• [Required task]:
Pull every line of the entries that has the word "JSON".

• [Dataset records]:

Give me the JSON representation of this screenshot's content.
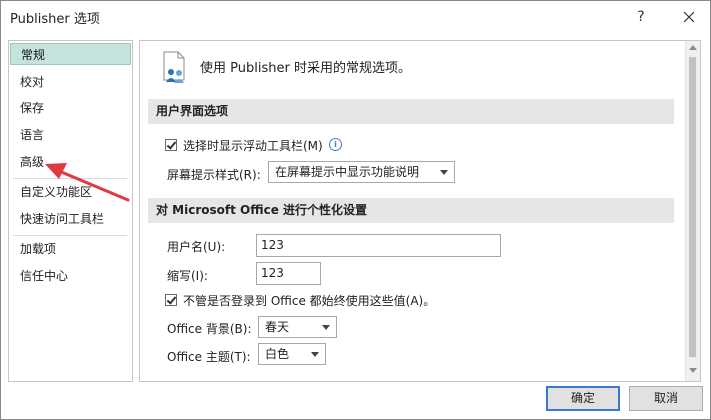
{
  "window": {
    "title": "Publisher 选项",
    "help_glyph": "?",
    "close_icon": "close-icon"
  },
  "nav": {
    "items": [
      {
        "label": "常规",
        "selected": true
      },
      {
        "label": "校对"
      },
      {
        "label": "保存"
      },
      {
        "label": "语言"
      },
      {
        "label": "高级"
      },
      {
        "label": "自定义功能区"
      },
      {
        "label": "快速访问工具栏"
      },
      {
        "label": "加载项"
      },
      {
        "label": "信任中心"
      }
    ]
  },
  "main": {
    "header": {
      "icon": "general-options-icon",
      "text": "使用 Publisher 时采用的常规选项。"
    },
    "ui_section": {
      "title": "用户界面选项",
      "mini_toolbar_label": "选择时显示浮动工具栏(M)",
      "mini_toolbar_checked": true,
      "info_glyph": "i",
      "screentip_label": "屏幕提示样式(R):",
      "screentip_value": "在屏幕提示中显示功能说明"
    },
    "personalize_section": {
      "title": "对 Microsoft Office 进行个性化设置",
      "username_label": "用户名(U):",
      "username_value": "123",
      "initials_label": "缩写(I):",
      "initials_value": "123",
      "always_use_label": "不管是否登录到 Office 都始终使用这些值(A)。",
      "always_use_checked": true,
      "background_label": "Office 背景(B):",
      "background_value": "春天",
      "theme_label": "Office 主题(T):",
      "theme_value": "白色"
    }
  },
  "footer": {
    "ok_label": "确定",
    "cancel_label": "取消"
  },
  "annotation": {
    "color": "#e0393e"
  }
}
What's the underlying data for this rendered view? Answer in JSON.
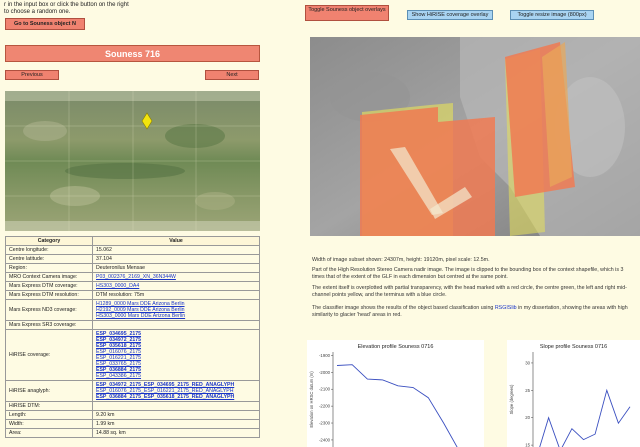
{
  "intro": {
    "line1": "r in the input box or click the button on the right",
    "line2": "to choose a random one."
  },
  "goto_button": "Go to Souness object N",
  "object_title": "Souness 716",
  "nav": {
    "previous": "Previous",
    "next": "Next"
  },
  "top_buttons": {
    "toggle_overlays": "Toggle Souness object overlays",
    "show_hirise": "Show HiRISE coverage overlay",
    "toggle_resize": "Toggle resize image (800px)"
  },
  "table": {
    "header_category": "Category",
    "header_value": "Value",
    "rows": {
      "centre_lon": {
        "k": "Centre longitude:",
        "v": "15.062"
      },
      "centre_lat": {
        "k": "Centre latitude:",
        "v": "37.104"
      },
      "region": {
        "k": "Region:",
        "v": "Deuteronilus Mensae"
      },
      "mro_ctx": {
        "k": "MRO Context Camera image:",
        "v": "P03_002376_2169_XN_36N344W"
      },
      "hirise_dtm_cov": {
        "k": "Mars Express DTM coverage:",
        "v": "HS303_0000_DA4"
      },
      "dtm_res": {
        "k": "Mars Express DTM resolution:",
        "v": "DTM resolution: 75m"
      },
      "nd3": {
        "k": "Mars Express ND3 coverage:",
        "links": [
          "H1289_0000 Mars DDE Arizona Berlin",
          "H2192_0009 Mars DDE Arizona Berlin",
          "HS303_0000 Mars DDE Arizona Berlin"
        ]
      },
      "sr3": {
        "k": "Mars Express SR3 coverage:",
        "v": ""
      },
      "hirise_cov": {
        "k": "HiRISE coverage:",
        "links": [
          "ESP_034695_2175",
          "ESP_034972_2175",
          "ESP_035618_2175",
          "ESP_016076_2175",
          "ESP_016221_2175",
          "ESP_033765_2175",
          "ESP_036884_2175",
          "ESP_043386_2175"
        ]
      },
      "hirise_ana": {
        "k": "HiRISE anaglyph:",
        "links": [
          "ESP_034972_2175_ESP_034695_2175_RED_ANAGLYPH",
          "ESP_016076_2175_ESP_016221_2175_RED_ANAGLYPH",
          "ESP_036884_2175_ESP_035618_2175_RED_ANAGLYPH"
        ]
      },
      "hirise_dtm": {
        "k": "HiRISE DTM:",
        "v": ""
      },
      "length": {
        "k": "Length:",
        "v": "9.20 km"
      },
      "width": {
        "k": "Width:",
        "v": "1.99 km"
      },
      "area": {
        "k": "Area:",
        "v": "14.88 sq. km"
      }
    }
  },
  "image_caption": "Width of image subset shown: 24307m, height: 19120m, pixel scale: 12.5m.",
  "para1": "Part of the High Resolution Stereo Camera nadir image. The image is clipped to the bounding box of the context shapefile, which is 3 times that of the extent of the GLF in each dimension but centred at the same point.",
  "para2": "The extent itself is overplotted with partial transparency, with the head marked with a red circle, the centre green, the left and right mid-channel points yellow, and the terminus with a blue circle.",
  "para3_pre": "The classifier image shows the results of the object based classification using ",
  "para3_link": "RSGISlib",
  "para3_post": " in my dissertation, showing the areas with high similarity to glacier 'head' areas in red.",
  "colors": {
    "accent_red": "#ef8672",
    "accent_blue": "#a9d4f2",
    "link": "#1a35c9",
    "bg": "#fefbe3"
  },
  "chart_data": [
    {
      "type": "line",
      "title": "Elevation profile Souness 0716",
      "ylabel": "Elevation on HRSC datum (m)",
      "xlabel": "",
      "yticks": [
        "-1900",
        "-2000",
        "-2100",
        "-2200",
        "-2300",
        "-2400",
        "-2500"
      ],
      "ylim": [
        -2560,
        -1880
      ],
      "x": [
        0,
        1,
        2,
        3,
        4,
        5,
        6,
        7,
        8,
        9
      ],
      "series": [
        {
          "values": [
            -1960,
            -1955,
            -2040,
            -2045,
            -2080,
            -2090,
            -2150,
            -2300,
            -2460,
            -2560
          ]
        }
      ]
    },
    {
      "type": "line",
      "title": "Slope profile Souness 0716",
      "ylabel": "Slope (degrees)",
      "xlabel": "",
      "yticks": [
        "30",
        "25",
        "20",
        "15"
      ],
      "ylim": [
        11,
        32
      ],
      "x": [
        0,
        1,
        2,
        3,
        4,
        5,
        6,
        7,
        8
      ],
      "series": [
        {
          "values": [
            13,
            20,
            14,
            18,
            16,
            17,
            25,
            19,
            22
          ]
        }
      ]
    }
  ]
}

• [Solution to this problem]:
Give me the JSON representation of this screenshot's content.
What's the underlying data for this rendered view? Answer in JSON.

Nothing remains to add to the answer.